__Information shown__.
************

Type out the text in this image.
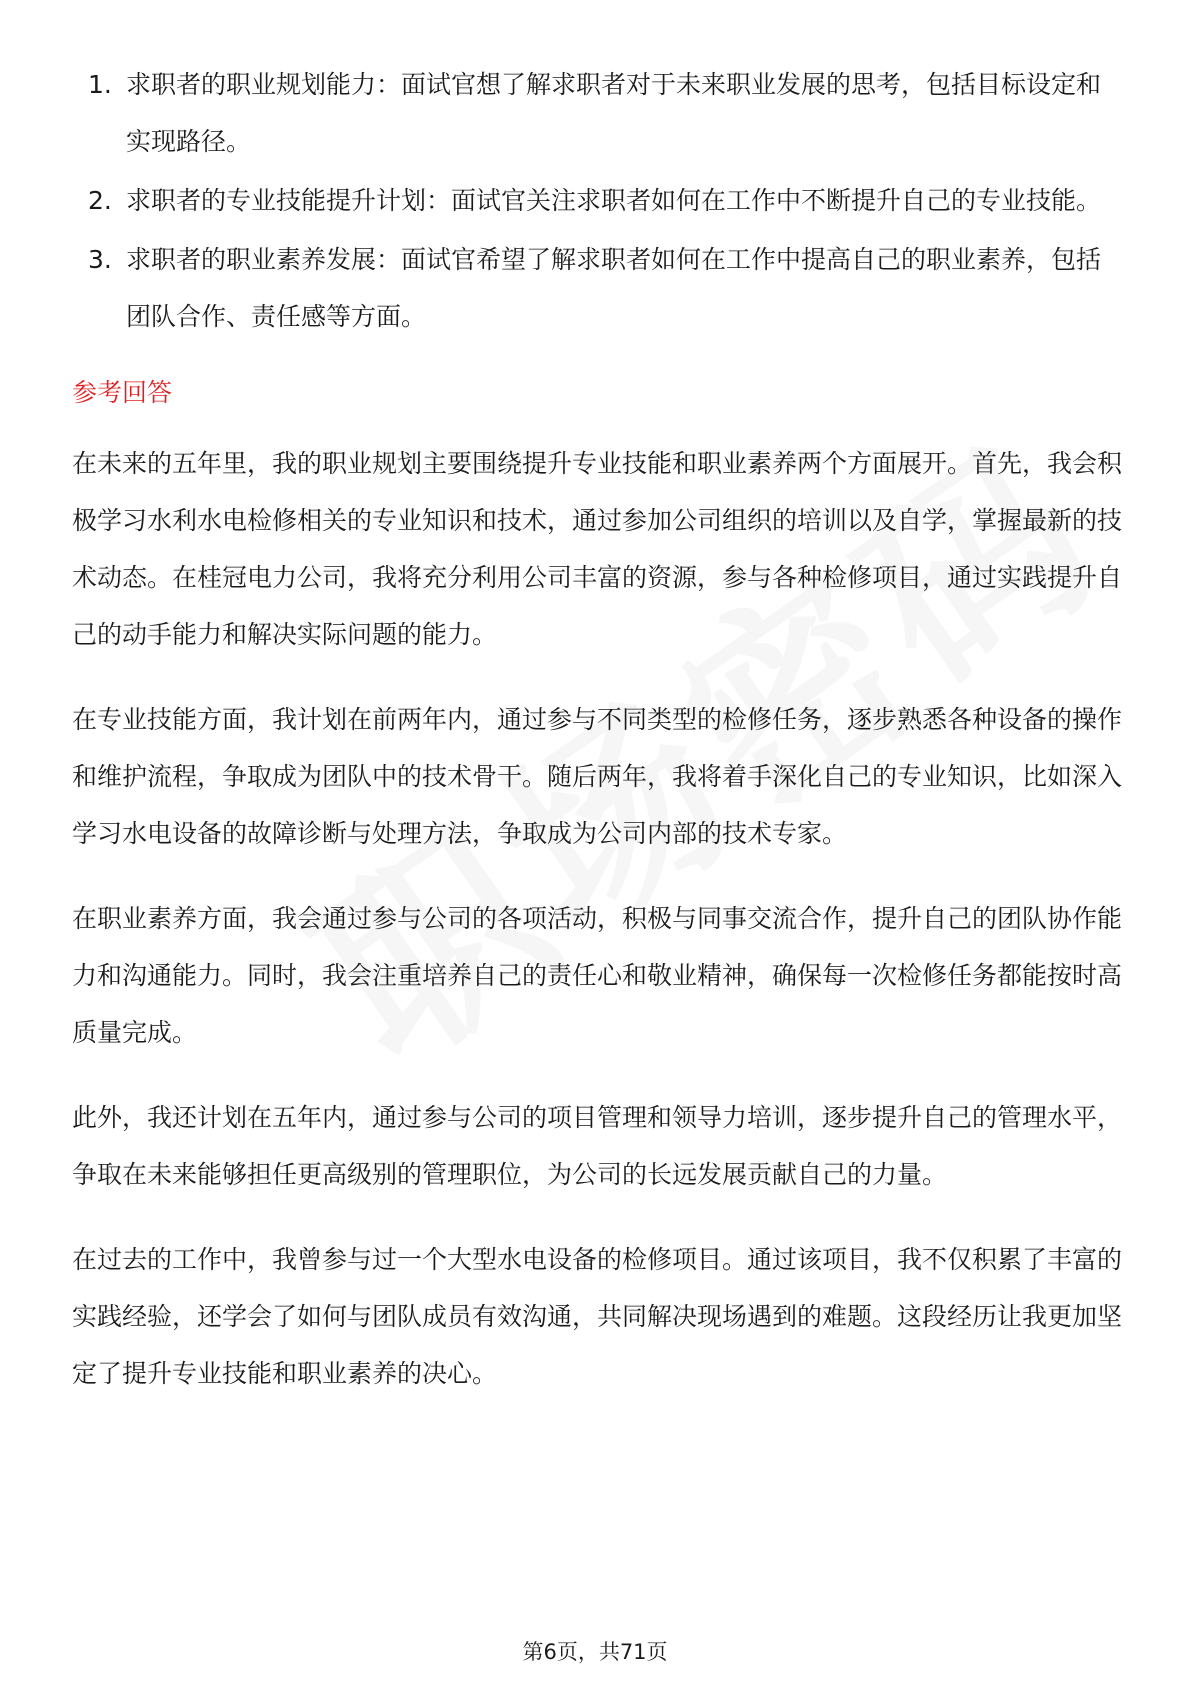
1. 求职者的职业规划能力：面试官想了解求职者对于未来职业发展的思考，包括目标设定和实现路径。
2. 求职者的专业技能提升计划：面试官关注求职者如何在工作中不断提升自己的专业技能。
3. 求职者的职业素养发展：面试官希望了解求职者如何在工作中提高自己的职业素养，包括团队合作、责任感等方面。
参考回答

在未来的五年里，我的职业规划主要围绕提升专业技能和职业素养两个方面展开。首先，我会积极学习水利水电检修相关的专业知识和技术，通过参加公司组织的培训以及自学，掌握最新的技术动态。在桂冠电力公司，我将充分利用公司丰富的资源，参与各种检修项目，通过实践提升自己的动手能力和解决实际问题的能力。

在专业技能方面，我计划在前两年内，通过参与不同类型的检修任务，逐步熟悉各种设备的操作和维护流程，争取成为团队中的技术骨干。随后两年，我将着手深化自己的专业知识，比如深入学习水电设备的故障诊断与处理方法，争取成为公司内部的技术专家。

在职业素养方面，我会通过参与公司的各项活动，积极与同事交流合作，提升自己的团队协作能力和沟通能力。同时，我会注重培养自己的责任心和敬业精神，确保每一次检修任务都能按时高质量完成。

此外，我还计划在五年内，通过参与公司的项目管理和领导力培训，逐步提升自己的管理水平，争取在未来能够担任更高级别的管理职位，为公司的长远发展贡献自己的力量。

在过去的工作中，我曾参与过一个大型水电设备的检修项目。通过该项目，我不仅积累了丰富的实践经验，还学会了如何与团队成员有效沟通，共同解决现场遇到的难题。这段经历让我更加坚定了提升专业技能和职业素养的决心。

第6页，共71页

************

__What to produce__.
Quote the material in full and exactly; do not carry over its pictures.

__Response__.
Type out the text in this image.
1. 求职者的职业规划能力：面试官想了解求职者对于未来职业发展的思考，包括目标设定和实现路径。
2. 求职者的专业技能提升计划：面试官关注求职者如何在工作中不断提升自己的专业技能。
3. 求职者的职业素养发展：面试官希望了解求职者如何在工作中提高自己的职业素养，包括团队合作、责任感等方面。
参考回答

在未来的五年里，我的职业规划主要围绕提升专业技能和职业素养两个方面展开。首先，我会积极学习水利水电检修相关的专业知识和技术，通过参加公司组织的培训以及自学，掌握最新的技术动态。在桂冠电力公司，我将充分利用公司丰富的资源，参与各种检修项目，通过实践提升自己的动手能力和解决实际问题的能力。

在专业技能方面，我计划在前两年内，通过参与不同类型的检修任务，逐步熟悉各种设备的操作和维护流程，争取成为团队中的技术骨干。随后两年，我将着手深化自己的专业知识，比如深入学习水电设备的故障诊断与处理方法，争取成为公司内部的技术专家。

在职业素养方面，我会通过参与公司的各项活动，积极与同事交流合作，提升自己的团队协作能力和沟通能力。同时，我会注重培养自己的责任心和敬业精神，确保每一次检修任务都能按时高质量完成。

此外，我还计划在五年内，通过参与公司的项目管理和领导力培训，逐步提升自己的管理水平，争取在未来能够担任更高级别的管理职位，为公司的长远发展贡献自己的力量。

在过去的工作中，我曾参与过一个大型水电设备的检修项目。通过该项目，我不仅积累了丰富的实践经验，还学会了如何与团队成员有效沟通，共同解决现场遇到的难题。这段经历让我更加坚定了提升专业技能和职业素养的决心。

第6页，共71页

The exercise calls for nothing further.